Task requirements:
Take the records underneath and set them down exactly.

Material for the task:
_ _ _ _ _ _ _
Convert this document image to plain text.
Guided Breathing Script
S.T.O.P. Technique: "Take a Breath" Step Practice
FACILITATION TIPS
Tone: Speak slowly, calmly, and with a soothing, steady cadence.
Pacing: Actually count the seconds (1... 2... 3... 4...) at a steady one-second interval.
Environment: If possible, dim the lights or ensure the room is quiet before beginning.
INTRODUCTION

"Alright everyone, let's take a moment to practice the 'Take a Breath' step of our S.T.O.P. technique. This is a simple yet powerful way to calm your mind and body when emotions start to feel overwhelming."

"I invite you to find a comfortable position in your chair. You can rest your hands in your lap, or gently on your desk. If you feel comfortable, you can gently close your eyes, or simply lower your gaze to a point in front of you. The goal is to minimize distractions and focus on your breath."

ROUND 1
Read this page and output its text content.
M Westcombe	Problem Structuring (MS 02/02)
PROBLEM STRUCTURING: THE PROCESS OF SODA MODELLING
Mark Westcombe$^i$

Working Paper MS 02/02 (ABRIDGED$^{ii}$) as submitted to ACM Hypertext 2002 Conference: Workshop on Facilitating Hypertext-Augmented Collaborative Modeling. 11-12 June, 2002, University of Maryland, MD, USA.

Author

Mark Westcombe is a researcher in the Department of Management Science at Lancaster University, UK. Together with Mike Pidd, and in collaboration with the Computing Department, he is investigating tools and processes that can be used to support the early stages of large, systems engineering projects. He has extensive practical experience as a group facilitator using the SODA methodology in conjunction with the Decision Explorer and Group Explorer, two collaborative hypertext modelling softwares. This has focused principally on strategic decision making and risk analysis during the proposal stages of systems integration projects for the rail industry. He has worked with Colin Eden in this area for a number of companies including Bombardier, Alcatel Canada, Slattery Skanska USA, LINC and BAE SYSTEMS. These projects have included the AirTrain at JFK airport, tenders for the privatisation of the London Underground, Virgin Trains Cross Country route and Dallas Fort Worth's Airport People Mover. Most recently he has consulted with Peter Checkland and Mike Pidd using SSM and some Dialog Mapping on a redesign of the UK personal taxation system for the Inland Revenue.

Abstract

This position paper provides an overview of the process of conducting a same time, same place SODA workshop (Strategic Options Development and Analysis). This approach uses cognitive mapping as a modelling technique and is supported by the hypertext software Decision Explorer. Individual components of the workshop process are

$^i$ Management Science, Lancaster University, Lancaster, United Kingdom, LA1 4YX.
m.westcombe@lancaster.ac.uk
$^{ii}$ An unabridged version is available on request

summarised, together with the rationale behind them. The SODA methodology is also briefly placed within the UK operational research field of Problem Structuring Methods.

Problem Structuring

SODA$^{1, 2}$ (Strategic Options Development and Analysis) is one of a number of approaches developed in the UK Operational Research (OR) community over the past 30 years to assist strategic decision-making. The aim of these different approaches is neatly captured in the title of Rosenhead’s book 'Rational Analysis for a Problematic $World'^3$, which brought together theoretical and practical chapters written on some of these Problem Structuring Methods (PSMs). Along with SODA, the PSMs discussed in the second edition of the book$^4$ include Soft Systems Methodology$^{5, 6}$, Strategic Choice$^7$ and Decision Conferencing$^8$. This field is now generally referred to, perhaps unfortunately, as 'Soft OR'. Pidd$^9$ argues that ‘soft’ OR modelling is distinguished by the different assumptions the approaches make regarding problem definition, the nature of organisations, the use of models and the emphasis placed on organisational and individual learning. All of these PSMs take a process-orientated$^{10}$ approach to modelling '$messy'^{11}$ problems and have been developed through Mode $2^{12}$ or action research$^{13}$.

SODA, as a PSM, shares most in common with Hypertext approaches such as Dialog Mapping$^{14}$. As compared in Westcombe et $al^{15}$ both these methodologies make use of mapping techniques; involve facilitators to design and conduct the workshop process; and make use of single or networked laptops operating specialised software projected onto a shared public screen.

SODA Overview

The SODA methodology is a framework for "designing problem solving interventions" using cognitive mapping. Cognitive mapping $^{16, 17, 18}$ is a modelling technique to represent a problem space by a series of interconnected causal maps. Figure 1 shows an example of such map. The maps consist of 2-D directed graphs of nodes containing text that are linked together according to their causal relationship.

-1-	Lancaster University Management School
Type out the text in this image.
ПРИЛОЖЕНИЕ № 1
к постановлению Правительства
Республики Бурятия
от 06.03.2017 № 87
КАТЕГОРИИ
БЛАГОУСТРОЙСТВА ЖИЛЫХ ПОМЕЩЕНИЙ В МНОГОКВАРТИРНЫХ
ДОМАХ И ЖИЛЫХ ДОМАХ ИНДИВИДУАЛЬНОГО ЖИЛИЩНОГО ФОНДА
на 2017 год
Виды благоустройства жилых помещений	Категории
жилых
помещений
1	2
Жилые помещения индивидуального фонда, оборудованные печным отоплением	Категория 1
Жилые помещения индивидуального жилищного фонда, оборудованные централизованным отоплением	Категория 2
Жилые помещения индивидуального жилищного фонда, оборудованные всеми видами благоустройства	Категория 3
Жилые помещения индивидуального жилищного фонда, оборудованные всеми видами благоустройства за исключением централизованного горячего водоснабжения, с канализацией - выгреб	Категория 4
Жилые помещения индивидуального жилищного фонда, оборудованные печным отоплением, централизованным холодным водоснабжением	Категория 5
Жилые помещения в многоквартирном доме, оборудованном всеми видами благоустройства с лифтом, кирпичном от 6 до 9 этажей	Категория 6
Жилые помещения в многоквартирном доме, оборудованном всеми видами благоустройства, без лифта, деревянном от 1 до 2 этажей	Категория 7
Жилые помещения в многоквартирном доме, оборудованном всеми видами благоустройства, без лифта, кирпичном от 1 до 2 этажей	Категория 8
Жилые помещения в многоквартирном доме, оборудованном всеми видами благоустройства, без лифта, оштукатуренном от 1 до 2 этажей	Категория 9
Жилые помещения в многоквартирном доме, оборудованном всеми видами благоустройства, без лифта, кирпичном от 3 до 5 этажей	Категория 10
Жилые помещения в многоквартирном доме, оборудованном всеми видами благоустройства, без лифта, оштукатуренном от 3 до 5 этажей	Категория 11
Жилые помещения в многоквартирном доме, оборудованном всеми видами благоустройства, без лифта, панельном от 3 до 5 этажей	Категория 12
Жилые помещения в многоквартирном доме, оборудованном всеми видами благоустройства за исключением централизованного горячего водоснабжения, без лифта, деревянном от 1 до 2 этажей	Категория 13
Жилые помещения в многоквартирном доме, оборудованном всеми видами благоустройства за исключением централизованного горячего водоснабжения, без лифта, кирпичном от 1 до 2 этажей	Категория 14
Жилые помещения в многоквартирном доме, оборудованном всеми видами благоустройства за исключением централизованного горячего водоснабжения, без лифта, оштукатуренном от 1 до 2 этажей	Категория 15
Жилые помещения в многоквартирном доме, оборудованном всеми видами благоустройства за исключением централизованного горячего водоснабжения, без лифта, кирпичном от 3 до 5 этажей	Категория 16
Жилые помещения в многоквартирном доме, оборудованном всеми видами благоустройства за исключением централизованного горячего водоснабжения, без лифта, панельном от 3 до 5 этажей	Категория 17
_ _ _ _ _ _ _
Written answer:
Convert this document image to plain text.
Guided Breathing Script
S.T.O.P. Technique: "Take a Breath" Step Practice
FACILITATION TIPS
Tone: Speak slowly, calmly, and with a soothing, steady cadence.
Pacing: Actually count the seconds (1... 2... 3... 4...) at a steady one-second interval.
Environment: If possible, dim the lights or ensure the room is quiet before beginning.
INTRODUCTION

"Alright everyone, let's take a moment to practice the 'Take a Breath' step of our S.T.O.P. technique. This is a simple yet powerful way to calm your mind and body when emotions start to feel overwhelming."

"I invite you to find a comfortable position in your chair. You can rest your hands in your lap, or gently on your desk. If you feel comfortable, you can gently close your eyes, or simply lower your gaze to a point in front of you. The goal is to minimize distractions and focus on your breath."

ROUND 1
Read this page and output its text content.
M Westcombe	Problem Structuring (MS 02/02)
PROBLEM STRUCTURING: THE PROCESS OF SODA MODELLING
Mark Westcombe$^i$

Working Paper MS 02/02 (ABRIDGED$^{ii}$) as submitted to ACM Hypertext 2002 Conference: Workshop on Facilitating Hypertext-Augmented Collaborative Modeling. 11-12 June, 2002, University of Maryland, MD, USA.

Author

Mark Westcombe is a researcher in the Department of Management Science at Lancaster University, UK. Together with Mike Pidd, and in collaboration with the Computing Department, he is investigating tools and processes that can be used to support the early stages of large, systems engineering projects. He has extensive practical experience as a group facilitator using the SODA methodology in conjunction with the Decision Explorer and Group Explorer, two collaborative hypertext modelling softwares. This has focused principally on strategic decision making and risk analysis during the proposal stages of systems integration projects for the rail industry. He has worked with Colin Eden in this area for a number of companies including Bombardier, Alcatel Canada, Slattery Skanska USA, LINC and BAE SYSTEMS. These projects have included the AirTrain at JFK airport, tenders for the privatisation of the London Underground, Virgin Trains Cross Country route and Dallas Fort Worth's Airport People Mover. Most recently he has consulted with Peter Checkland and Mike Pidd using SSM and some Dialog Mapping on a redesign of the UK personal taxation system for the Inland Revenue.

Abstract

This position paper provides an overview of the process of conducting a same time, same place SODA workshop (Strategic Options Development and Analysis). This approach uses cognitive mapping as a modelling technique and is supported by the hypertext software Decision Explorer. Individual components of the workshop process are

$^i$ Management Science, Lancaster University, Lancaster, United Kingdom, LA1 4YX.
m.westcombe@lancaster.ac.uk
$^{ii}$ An unabridged version is available on request

summarised, together with the rationale behind them. The SODA methodology is also briefly placed within the UK operational research field of Problem Structuring Methods.

Problem Structuring

SODA$^{1, 2}$ (Strategic Options Development and Analysis) is one of a number of approaches developed in the UK Operational Research (OR) community over the past 30 years to assist strategic decision-making. The aim of these different approaches is neatly captured in the title of Rosenhead’s book 'Rational Analysis for a Problematic $World'^3$, which brought together theoretical and practical chapters written on some of these Problem Structuring Methods (PSMs). Along with SODA, the PSMs discussed in the second edition of the book$^4$ include Soft Systems Methodology$^{5, 6}$, Strategic Choice$^7$ and Decision Conferencing$^8$. This field is now generally referred to, perhaps unfortunately, as 'Soft OR'. Pidd$^9$ argues that ‘soft’ OR modelling is distinguished by the different assumptions the approaches make regarding problem definition, the nature of organisations, the use of models and the emphasis placed on organisational and individual learning. All of these PSMs take a process-orientated$^{10}$ approach to modelling '$messy'^{11}$ problems and have been developed through Mode $2^{12}$ or action research$^{13}$.

SODA, as a PSM, shares most in common with Hypertext approaches such as Dialog Mapping$^{14}$. As compared in Westcombe et $al^{15}$ both these methodologies make use of mapping techniques; involve facilitators to design and conduct the workshop process; and make use of single or networked laptops operating specialised software projected onto a shared public screen.

SODA Overview

The SODA methodology is a framework for "designing problem solving interventions" using cognitive mapping. Cognitive mapping $^{16, 17, 18}$ is a modelling technique to represent a problem space by a series of interconnected causal maps. Figure 1 shows an example of such map. The maps consist of 2-D directed graphs of nodes containing text that are linked together according to their causal relationship.

-1-	Lancaster University Management School
Type out the text in this image.
ПРИЛОЖЕНИЕ № 1
к постановлению Правительства
Республики Бурятия
от 06.03.2017 № 87
КАТЕГОРИИ
БЛАГОУСТРОЙСТВА ЖИЛЫХ ПОМЕЩЕНИЙ В МНОГОКВАРТИРНЫХ
ДОМАХ И ЖИЛЫХ ДОМАХ ИНДИВИДУАЛЬНОГО ЖИЛИЩНОГО ФОНДА
на 2017 год
Виды благоустройства жилых помещений	Категории
жилых
помещений
1	2
Жилые помещения индивидуального фонда, оборудованные печным отоплением	Категория 1
Жилые помещения индивидуального жилищного фонда, оборудованные централизованным отоплением	Категория 2
Жилые помещения индивидуального жилищного фонда, оборудованные всеми видами благоустройства	Категория 3
Жилые помещения индивидуального жилищного фонда, оборудованные всеми видами благоустройства за исключением централизованного горячего водоснабжения, с канализацией - выгреб	Категория 4
Жилые помещения индивидуального жилищного фонда, оборудованные печным отоплением, централизованным холодным водоснабжением	Категория 5
Жилые помещения в многоквартирном доме, оборудованном всеми видами благоустройства с лифтом, кирпичном от 6 до 9 этажей	Категория 6
Жилые помещения в многоквартирном доме, оборудованном всеми видами благоустройства, без лифта, деревянном от 1 до 2 этажей	Категория 7
Жилые помещения в многоквартирном доме, оборудованном всеми видами благоустройства, без лифта, кирпичном от 1 до 2 этажей	Категория 8
Жилые помещения в многоквартирном доме, оборудованном всеми видами благоустройства, без лифта, оштукатуренном от 1 до 2 этажей	Категория 9
Жилые помещения в многоквартирном доме, оборудованном всеми видами благоустройства, без лифта, кирпичном от 3 до 5 этажей	Категория 10
Жилые помещения в многоквартирном доме, оборудованном всеми видами благоустройства, без лифта, оштукатуренном от 3 до 5 этажей	Категория 11
Жилые помещения в многоквартирном доме, оборудованном всеми видами благоустройства, без лифта, панельном от 3 до 5 этажей	Категория 12
Жилые помещения в многоквартирном доме, оборудованном всеми видами благоустройства за исключением централизованного горячего водоснабжения, без лифта, деревянном от 1 до 2 этажей	Категория 13
Жилые помещения в многоквартирном доме, оборудованном всеми видами благоустройства за исключением централизованного горячего водоснабжения, без лифта, кирпичном от 1 до 2 этажей	Категория 14
Жилые помещения в многоквартирном доме, оборудованном всеми видами благоустройства за исключением централизованного горячего водоснабжения, без лифта, оштукатуренном от 1 до 2 этажей	Категория 15
Жилые помещения в многоквартирном доме, оборудованном всеми видами благоустройства за исключением централизованного горячего водоснабжения, без лифта, кирпичном от 3 до 5 этажей	Категория 16
Жилые помещения в многоквартирном доме, оборудованном всеми видами благоустройства за исключением централизованного горячего водоснабжения, без лифта, панельном от 3 до 5 этажей	Категория 17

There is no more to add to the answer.